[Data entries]
· · ·

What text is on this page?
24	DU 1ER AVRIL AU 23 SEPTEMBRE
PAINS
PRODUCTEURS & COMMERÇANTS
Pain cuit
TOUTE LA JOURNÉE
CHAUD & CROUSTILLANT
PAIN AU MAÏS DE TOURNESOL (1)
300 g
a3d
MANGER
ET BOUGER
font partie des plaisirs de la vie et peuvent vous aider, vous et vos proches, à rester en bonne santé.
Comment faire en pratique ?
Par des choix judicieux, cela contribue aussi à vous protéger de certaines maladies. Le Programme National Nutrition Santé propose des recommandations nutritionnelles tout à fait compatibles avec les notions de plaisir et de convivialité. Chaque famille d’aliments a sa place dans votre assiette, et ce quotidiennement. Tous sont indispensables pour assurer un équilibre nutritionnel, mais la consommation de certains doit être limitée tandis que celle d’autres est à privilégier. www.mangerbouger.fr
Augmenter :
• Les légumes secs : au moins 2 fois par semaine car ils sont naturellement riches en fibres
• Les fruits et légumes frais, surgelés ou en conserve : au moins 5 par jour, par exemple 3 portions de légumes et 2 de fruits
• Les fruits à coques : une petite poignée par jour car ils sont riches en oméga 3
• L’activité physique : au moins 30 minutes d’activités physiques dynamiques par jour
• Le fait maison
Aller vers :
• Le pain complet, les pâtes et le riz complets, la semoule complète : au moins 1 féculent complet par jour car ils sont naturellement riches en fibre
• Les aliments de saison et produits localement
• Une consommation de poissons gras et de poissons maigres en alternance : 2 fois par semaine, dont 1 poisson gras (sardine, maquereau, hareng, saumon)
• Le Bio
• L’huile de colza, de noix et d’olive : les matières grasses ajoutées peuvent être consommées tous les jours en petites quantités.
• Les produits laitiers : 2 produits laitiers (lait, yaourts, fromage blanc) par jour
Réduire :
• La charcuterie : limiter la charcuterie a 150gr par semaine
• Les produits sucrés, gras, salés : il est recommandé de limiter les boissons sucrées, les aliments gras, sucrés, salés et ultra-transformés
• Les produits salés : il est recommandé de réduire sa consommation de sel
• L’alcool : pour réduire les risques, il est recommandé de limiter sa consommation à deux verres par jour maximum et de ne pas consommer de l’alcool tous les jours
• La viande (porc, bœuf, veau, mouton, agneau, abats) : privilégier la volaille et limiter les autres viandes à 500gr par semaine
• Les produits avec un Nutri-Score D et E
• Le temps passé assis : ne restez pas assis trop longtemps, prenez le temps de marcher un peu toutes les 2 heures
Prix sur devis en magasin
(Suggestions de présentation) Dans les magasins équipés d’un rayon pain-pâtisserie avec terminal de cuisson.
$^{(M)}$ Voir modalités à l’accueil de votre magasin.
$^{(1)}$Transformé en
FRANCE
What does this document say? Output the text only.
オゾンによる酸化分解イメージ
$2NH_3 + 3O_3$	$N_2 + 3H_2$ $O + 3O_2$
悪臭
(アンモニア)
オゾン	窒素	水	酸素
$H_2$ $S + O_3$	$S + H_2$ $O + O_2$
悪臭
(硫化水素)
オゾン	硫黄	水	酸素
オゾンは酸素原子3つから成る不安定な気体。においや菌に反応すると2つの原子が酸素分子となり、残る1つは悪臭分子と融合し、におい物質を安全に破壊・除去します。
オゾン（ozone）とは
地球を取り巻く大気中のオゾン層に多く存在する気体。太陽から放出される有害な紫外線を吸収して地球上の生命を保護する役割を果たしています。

· · ·

• Objective:
Find the line containing "What does this", then output it and every line after it to the end of the data, exactly.

• Solution for this task:
What does this document say? Output the text only.
オゾンによる酸化分解イメージ
$2NH_3 + 3O_3$	$N_2 + 3H_2$ $O + 3O_2$
悪臭
(アンモニア)
オゾン	窒素	水	酸素
$H_2$ $S + O_3$	$S + H_2$ $O + O_2$
悪臭
(硫化水素)
オゾン	硫黄	水	酸素
オゾンは酸素原子3つから成る不安定な気体。においや菌に反応すると2つの原子が酸素分子となり、残る1つは悪臭分子と融合し、におい物質を安全に破壊・除去します。
オゾン（ozone）とは
地球を取り巻く大気中のオゾン層に多く存在する気体。太陽から放出される有害な紫外線を吸収して地球上の生命を保護する役割を果たしています。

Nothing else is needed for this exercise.